---------- Task inputs ----------

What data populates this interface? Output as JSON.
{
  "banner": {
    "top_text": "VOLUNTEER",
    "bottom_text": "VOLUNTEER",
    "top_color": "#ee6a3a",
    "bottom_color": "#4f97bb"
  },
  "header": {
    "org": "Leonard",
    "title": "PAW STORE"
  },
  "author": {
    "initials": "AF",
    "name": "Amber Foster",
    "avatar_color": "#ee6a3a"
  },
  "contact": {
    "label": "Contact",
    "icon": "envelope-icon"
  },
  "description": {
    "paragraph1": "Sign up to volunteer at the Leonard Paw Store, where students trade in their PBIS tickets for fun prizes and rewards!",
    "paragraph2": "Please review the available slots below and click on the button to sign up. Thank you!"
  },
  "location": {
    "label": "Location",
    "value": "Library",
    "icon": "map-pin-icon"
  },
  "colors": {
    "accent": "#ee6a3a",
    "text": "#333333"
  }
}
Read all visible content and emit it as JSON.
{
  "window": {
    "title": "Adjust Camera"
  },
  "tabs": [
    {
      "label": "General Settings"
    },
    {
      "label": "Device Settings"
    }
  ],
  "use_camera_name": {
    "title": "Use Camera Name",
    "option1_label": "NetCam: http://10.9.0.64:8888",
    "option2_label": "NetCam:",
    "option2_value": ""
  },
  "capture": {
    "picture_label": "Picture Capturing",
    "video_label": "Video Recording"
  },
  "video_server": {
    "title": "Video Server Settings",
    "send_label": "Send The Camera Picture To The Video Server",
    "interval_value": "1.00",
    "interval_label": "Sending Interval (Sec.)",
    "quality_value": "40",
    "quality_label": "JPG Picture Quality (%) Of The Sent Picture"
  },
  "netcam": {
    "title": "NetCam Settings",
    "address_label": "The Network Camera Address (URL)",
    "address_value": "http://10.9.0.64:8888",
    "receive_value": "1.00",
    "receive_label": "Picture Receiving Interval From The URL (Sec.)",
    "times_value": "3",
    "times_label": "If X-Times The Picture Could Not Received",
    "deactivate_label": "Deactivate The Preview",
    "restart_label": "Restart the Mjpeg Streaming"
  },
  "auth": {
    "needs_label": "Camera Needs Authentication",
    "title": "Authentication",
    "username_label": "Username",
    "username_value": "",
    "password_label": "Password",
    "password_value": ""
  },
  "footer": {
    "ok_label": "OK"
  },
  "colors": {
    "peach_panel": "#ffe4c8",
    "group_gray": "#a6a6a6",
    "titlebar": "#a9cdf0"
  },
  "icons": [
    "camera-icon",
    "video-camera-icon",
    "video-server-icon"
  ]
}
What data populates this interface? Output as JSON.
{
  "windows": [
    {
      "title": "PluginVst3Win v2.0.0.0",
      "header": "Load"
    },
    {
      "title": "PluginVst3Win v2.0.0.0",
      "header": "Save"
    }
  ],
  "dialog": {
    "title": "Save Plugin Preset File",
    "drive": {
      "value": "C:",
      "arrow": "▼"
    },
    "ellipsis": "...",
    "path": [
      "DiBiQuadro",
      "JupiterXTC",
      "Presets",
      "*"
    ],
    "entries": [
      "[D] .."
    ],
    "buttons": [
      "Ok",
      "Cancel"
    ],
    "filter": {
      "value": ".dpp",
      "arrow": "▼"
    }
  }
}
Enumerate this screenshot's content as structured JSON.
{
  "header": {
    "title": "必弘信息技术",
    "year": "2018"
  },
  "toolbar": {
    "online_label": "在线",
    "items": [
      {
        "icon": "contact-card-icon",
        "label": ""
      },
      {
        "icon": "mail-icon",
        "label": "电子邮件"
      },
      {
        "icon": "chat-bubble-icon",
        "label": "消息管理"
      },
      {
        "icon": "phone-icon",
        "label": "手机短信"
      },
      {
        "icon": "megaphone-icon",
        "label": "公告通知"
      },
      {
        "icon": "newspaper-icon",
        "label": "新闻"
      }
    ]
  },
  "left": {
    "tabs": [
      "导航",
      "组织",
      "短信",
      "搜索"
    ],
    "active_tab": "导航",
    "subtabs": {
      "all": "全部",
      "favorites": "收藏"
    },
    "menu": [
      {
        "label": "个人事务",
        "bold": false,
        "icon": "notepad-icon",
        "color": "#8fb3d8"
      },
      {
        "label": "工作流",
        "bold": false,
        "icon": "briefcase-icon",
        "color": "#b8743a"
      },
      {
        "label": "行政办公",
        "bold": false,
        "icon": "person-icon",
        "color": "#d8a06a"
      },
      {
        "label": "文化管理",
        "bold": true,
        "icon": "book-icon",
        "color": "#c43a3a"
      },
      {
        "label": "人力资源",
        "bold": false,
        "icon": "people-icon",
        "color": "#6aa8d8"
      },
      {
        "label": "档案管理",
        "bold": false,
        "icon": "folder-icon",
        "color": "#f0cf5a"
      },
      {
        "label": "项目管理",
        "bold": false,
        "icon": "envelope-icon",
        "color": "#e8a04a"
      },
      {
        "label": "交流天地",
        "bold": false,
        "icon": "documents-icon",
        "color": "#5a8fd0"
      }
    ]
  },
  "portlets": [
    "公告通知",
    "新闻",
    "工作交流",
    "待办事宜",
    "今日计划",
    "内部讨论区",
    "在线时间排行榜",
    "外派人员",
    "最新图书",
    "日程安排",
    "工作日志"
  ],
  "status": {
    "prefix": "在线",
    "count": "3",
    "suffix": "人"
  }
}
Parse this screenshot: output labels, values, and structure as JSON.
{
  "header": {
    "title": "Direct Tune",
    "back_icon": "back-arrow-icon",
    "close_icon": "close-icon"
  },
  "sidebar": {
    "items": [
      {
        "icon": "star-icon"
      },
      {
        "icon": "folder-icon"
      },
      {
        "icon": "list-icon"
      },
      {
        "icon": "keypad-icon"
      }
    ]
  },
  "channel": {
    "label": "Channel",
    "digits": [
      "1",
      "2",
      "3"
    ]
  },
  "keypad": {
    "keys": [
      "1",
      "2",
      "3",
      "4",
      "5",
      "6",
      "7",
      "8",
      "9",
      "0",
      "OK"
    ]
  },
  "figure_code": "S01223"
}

----------

→ Work required: Print exactly the lines above, starting at the line that contains "Parse this screenshot: output" and ending with the last line of the records, both included.

→ Written response:
Parse this screenshot: output labels, values, and structure as JSON.
{
  "header": {
    "title": "Direct Tune",
    "back_icon": "back-arrow-icon",
    "close_icon": "close-icon"
  },
  "sidebar": {
    "items": [
      {
        "icon": "star-icon"
      },
      {
        "icon": "folder-icon"
      },
      {
        "icon": "list-icon"
      },
      {
        "icon": "keypad-icon"
      }
    ]
  },
  "channel": {
    "label": "Channel",
    "digits": [
      "1",
      "2",
      "3"
    ]
  },
  "keypad": {
    "keys": [
      "1",
      "2",
      "3",
      "4",
      "5",
      "6",
      "7",
      "8",
      "9",
      "0",
      "OK"
    ]
  },
  "figure_code": "S01223"
}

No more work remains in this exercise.